[WHAT THE TASK REQUIRES] Look through the data and write out every line with the word "URL在线编码解码工具" in it.

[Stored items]
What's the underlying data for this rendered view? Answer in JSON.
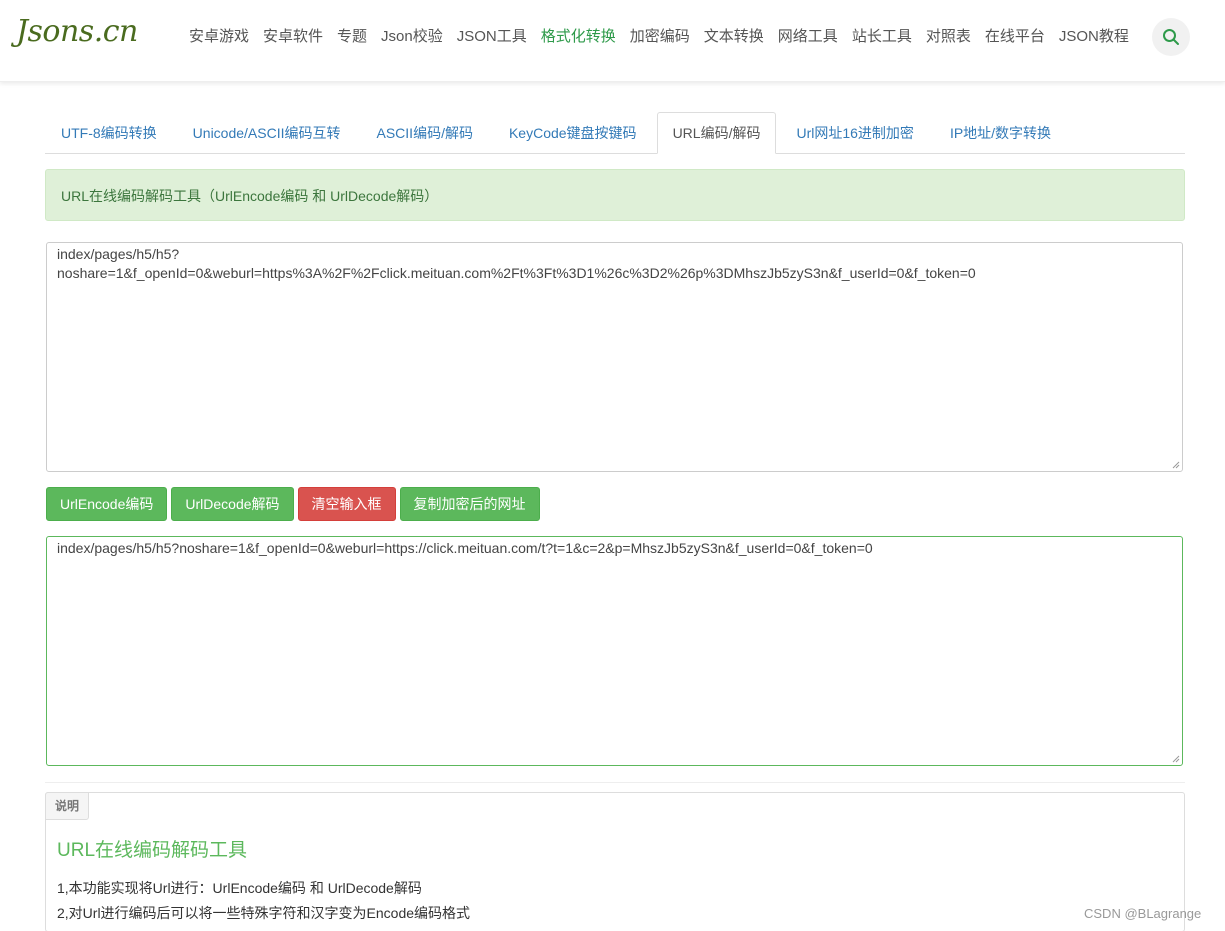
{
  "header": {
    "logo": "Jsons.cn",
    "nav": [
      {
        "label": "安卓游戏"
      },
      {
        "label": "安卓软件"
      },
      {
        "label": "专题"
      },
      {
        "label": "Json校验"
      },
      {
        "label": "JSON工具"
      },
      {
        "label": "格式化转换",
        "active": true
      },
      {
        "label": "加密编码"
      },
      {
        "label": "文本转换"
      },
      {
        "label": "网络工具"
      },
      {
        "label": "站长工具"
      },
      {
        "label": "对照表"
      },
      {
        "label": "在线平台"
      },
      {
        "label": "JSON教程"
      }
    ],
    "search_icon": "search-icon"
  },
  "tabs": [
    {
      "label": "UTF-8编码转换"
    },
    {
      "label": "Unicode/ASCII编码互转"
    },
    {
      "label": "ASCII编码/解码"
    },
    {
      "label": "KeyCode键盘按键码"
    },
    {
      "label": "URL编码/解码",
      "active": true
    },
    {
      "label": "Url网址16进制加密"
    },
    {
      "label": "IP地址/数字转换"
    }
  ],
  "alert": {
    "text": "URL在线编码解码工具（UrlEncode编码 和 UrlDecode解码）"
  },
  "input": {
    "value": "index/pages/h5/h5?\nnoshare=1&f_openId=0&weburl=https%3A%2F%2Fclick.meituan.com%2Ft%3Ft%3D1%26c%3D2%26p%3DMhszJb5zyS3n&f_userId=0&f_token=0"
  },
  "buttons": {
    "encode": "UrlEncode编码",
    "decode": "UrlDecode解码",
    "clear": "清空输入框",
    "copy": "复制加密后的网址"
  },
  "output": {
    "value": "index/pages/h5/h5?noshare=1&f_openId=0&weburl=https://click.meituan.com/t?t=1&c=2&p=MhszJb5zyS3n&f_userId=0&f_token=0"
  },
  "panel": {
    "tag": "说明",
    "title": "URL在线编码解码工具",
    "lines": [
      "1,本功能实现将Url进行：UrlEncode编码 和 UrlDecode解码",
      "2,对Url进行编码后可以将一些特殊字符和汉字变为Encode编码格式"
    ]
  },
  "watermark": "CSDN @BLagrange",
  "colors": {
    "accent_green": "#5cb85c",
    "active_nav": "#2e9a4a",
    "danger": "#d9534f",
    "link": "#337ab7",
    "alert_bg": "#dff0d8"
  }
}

...

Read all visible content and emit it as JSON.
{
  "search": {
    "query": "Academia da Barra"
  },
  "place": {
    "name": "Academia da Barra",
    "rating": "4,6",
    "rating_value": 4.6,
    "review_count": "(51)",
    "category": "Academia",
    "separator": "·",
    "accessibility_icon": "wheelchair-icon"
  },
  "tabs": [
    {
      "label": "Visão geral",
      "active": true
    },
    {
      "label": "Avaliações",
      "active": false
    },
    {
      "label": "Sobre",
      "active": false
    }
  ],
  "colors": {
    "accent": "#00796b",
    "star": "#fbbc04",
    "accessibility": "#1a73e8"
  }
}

[EXPECTED OUTPUT]
    "text": "URL在线编码解码工具（UrlEncode编码 和 UrlDecode解码）"
    "title": "URL在线编码解码工具",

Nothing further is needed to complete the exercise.